Check each line of the data for "JSON" and select those that have it.

>> BEGIN Record extracts

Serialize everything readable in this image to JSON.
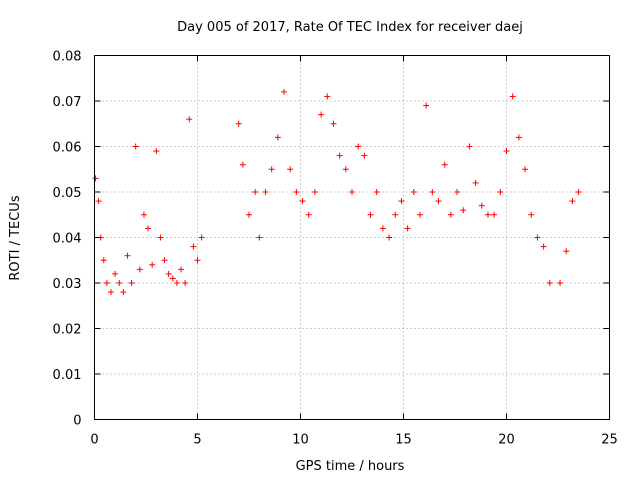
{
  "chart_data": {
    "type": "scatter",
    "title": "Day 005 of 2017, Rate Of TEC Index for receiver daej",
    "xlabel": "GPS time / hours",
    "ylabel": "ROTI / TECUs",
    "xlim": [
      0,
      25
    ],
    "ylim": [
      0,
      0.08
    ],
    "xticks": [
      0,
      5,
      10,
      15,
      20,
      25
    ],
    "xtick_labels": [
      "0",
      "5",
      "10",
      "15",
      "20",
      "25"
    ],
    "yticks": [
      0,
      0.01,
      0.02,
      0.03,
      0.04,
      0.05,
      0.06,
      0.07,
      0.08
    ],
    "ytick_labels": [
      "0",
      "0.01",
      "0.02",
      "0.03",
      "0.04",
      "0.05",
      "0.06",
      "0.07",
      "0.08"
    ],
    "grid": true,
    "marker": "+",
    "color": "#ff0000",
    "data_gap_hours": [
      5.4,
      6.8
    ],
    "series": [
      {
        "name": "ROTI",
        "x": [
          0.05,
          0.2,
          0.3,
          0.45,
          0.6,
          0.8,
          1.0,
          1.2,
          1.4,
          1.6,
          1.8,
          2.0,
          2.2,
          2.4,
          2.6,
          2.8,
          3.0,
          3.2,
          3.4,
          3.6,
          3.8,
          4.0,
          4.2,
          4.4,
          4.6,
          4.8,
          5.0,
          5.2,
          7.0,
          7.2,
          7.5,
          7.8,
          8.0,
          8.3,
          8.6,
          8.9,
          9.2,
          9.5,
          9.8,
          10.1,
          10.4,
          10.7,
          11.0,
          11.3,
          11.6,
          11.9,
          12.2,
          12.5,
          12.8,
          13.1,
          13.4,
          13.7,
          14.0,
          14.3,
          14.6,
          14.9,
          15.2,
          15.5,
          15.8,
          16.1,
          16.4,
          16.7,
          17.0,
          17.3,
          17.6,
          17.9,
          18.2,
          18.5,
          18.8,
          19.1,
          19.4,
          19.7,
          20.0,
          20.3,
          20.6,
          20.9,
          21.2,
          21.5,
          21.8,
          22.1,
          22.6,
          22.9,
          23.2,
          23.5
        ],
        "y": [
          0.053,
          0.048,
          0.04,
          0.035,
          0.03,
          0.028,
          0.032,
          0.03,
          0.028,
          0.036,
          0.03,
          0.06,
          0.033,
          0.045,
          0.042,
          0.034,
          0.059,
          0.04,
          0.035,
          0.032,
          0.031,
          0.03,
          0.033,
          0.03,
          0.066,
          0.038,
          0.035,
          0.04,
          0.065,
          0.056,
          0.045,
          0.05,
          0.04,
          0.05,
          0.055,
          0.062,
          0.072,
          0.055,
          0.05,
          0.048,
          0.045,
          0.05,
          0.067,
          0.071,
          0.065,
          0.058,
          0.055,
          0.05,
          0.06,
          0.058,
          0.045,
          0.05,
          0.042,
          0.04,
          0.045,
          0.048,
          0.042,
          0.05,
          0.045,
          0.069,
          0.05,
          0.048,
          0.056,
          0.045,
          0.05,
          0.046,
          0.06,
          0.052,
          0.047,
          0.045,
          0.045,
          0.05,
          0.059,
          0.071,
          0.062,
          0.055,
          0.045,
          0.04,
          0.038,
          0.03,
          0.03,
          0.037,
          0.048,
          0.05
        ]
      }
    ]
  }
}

>> END Record extracts
>> BEGIN Record extracts

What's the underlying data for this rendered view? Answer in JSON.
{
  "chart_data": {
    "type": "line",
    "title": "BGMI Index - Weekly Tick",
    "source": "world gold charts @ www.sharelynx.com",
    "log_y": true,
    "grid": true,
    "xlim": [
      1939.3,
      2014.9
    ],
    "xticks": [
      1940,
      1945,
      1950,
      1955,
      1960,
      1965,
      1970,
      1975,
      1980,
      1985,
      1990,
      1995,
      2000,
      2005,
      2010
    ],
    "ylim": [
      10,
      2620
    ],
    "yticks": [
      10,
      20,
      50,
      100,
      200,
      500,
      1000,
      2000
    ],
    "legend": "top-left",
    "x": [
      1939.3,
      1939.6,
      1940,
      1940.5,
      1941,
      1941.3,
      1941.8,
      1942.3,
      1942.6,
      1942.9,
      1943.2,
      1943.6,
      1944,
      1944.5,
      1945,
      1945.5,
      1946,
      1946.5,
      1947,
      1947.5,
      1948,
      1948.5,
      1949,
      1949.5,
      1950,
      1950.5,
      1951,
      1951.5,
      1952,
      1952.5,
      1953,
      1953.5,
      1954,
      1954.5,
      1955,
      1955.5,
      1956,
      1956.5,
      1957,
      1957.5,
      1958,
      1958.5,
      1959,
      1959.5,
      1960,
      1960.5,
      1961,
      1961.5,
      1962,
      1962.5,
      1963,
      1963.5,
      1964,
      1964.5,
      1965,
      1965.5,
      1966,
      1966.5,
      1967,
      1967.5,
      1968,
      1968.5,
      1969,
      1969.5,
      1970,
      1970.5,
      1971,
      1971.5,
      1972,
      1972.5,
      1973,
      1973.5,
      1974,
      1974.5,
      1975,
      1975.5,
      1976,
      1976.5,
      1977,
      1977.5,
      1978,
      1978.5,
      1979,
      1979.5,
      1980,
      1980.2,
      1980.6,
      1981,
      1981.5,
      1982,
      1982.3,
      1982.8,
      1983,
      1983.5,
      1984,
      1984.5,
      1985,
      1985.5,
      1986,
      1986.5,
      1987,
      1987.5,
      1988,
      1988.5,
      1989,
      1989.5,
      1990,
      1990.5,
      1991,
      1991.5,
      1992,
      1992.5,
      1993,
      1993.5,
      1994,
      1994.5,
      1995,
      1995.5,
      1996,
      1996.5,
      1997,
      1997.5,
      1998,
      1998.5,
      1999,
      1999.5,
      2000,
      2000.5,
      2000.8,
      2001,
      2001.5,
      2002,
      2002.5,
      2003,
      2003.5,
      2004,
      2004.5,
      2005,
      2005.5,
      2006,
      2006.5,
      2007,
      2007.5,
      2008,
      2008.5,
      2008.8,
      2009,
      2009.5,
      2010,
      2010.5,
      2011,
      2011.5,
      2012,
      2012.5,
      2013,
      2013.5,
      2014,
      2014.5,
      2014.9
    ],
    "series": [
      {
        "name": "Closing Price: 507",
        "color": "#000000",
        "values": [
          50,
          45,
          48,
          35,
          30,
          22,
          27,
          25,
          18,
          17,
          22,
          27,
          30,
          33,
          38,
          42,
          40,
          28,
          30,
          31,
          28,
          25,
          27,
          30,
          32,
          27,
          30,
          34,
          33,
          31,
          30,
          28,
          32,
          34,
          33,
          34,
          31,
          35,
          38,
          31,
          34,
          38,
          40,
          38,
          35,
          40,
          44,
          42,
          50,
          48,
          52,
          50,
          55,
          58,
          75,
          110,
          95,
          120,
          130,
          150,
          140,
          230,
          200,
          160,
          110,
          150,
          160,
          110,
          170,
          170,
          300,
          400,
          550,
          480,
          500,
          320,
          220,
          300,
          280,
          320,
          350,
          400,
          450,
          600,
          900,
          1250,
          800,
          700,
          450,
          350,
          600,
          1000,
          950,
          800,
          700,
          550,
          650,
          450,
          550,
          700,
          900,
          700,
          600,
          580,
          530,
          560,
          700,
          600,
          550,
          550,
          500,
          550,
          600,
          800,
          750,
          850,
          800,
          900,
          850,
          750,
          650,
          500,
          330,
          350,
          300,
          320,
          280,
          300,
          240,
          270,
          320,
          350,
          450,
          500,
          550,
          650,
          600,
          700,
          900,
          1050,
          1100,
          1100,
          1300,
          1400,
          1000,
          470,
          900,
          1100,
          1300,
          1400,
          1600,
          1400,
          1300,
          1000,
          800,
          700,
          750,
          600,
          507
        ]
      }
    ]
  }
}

>> END Record extracts

◆ **Task result**
Serialize everything readable in this image to JSON.
What's the underlying data for this rendered view? Answer in JSON.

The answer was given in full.